-- begin --

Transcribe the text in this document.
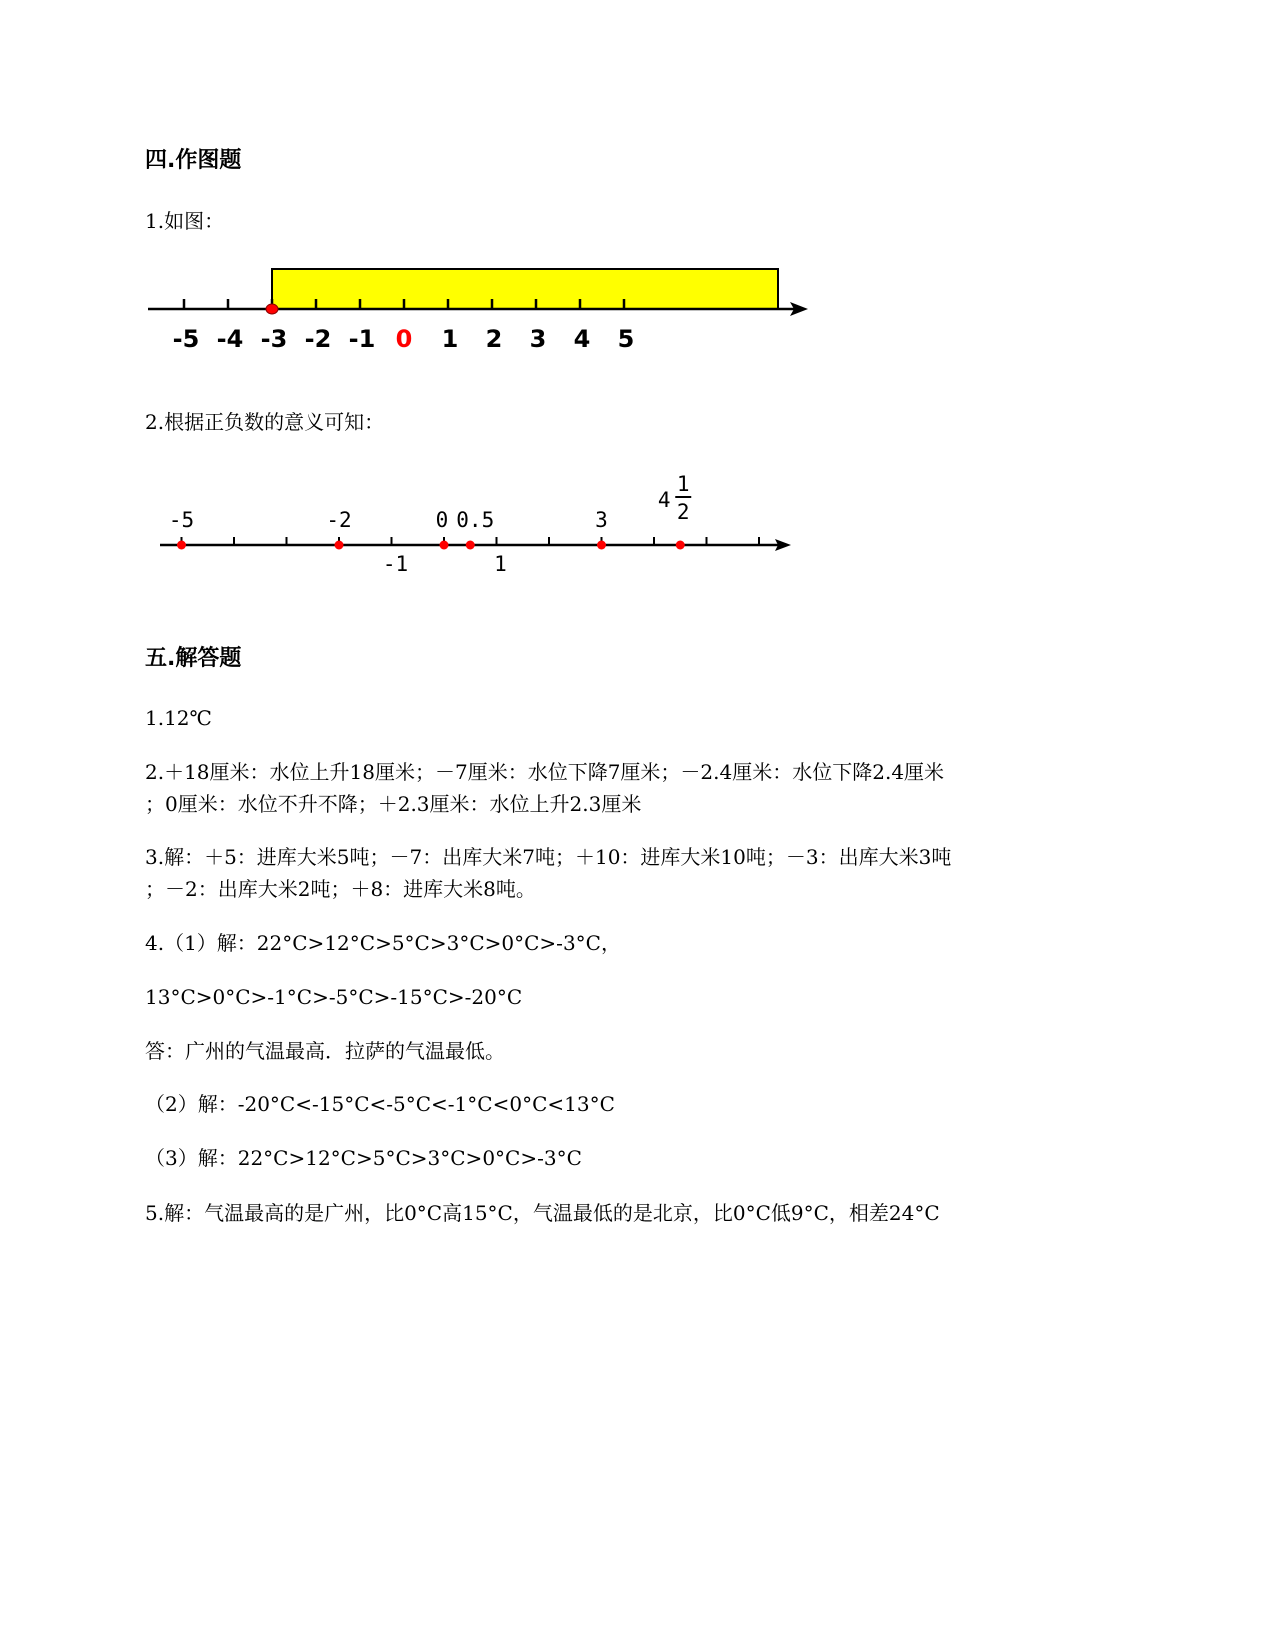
四.作图题
1.如图：
-5 -4 -3 -2 -1 0 1 2 3 4 5
2.根据正负数的意义可知：
-5	-2	0 0.5	3
-1	1
4
1
2
五.解答题
1.12℃
2.＋18厘米：水位上升18厘米；－7厘米：水位下降7厘米；－2.4厘米：水位下降2.4厘米
；0厘米：水位不升不降；＋2.3厘米：水位上升2.3厘米
3.解：＋5：进库大米5吨；－7：出库大米7吨；＋10：进库大米10吨；－3：出库大米3吨
；－2：出库大米2吨；＋8：进库大米8吨。
4.（1）解：22°C>12°C>5°C>3°C>0°C>-3°C，
13°C>0°C>-1°C>-5°C>-15°C>-20°C
答：广州的气温最高．拉萨的气温最低。
（2）解：-20°C<-15°C<-5°C<-1°C<0°C<13°C
（3）解：22°C>12°C>5°C>3°C>0°C>-3°C
5.解：气温最高的是广州，比0°C高15°C，气温最低的是北京，比0°C低9°C，相差24°C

-- end --

## WHAT YOU WILL DO
The records above are to be quoted exactly, with all pictures left out.

## EXPECTED ANSWER
Transcribe the text in this document.
四.作图题
1.如图：
-5 -4 -3 -2 -1 0 1 2 3 4 5
2.根据正负数的意义可知：
-5	-2	0 0.5	3
-1	1
4
1
2
五.解答题
1.12℃
2.＋18厘米：水位上升18厘米；－7厘米：水位下降7厘米；－2.4厘米：水位下降2.4厘米
；0厘米：水位不升不降；＋2.3厘米：水位上升2.3厘米
3.解：＋5：进库大米5吨；－7：出库大米7吨；＋10：进库大米10吨；－3：出库大米3吨
；－2：出库大米2吨；＋8：进库大米8吨。
4.（1）解：22°C>12°C>5°C>3°C>0°C>-3°C，
13°C>0°C>-1°C>-5°C>-15°C>-20°C
答：广州的气温最高．拉萨的气温最低。
（2）解：-20°C<-15°C<-5°C<-1°C<0°C<13°C
（3）解：22°C>12°C>5°C>3°C>0°C>-3°C
5.解：气温最高的是广州，比0°C高15°C，气温最低的是北京，比0°C低9°C，相差24°C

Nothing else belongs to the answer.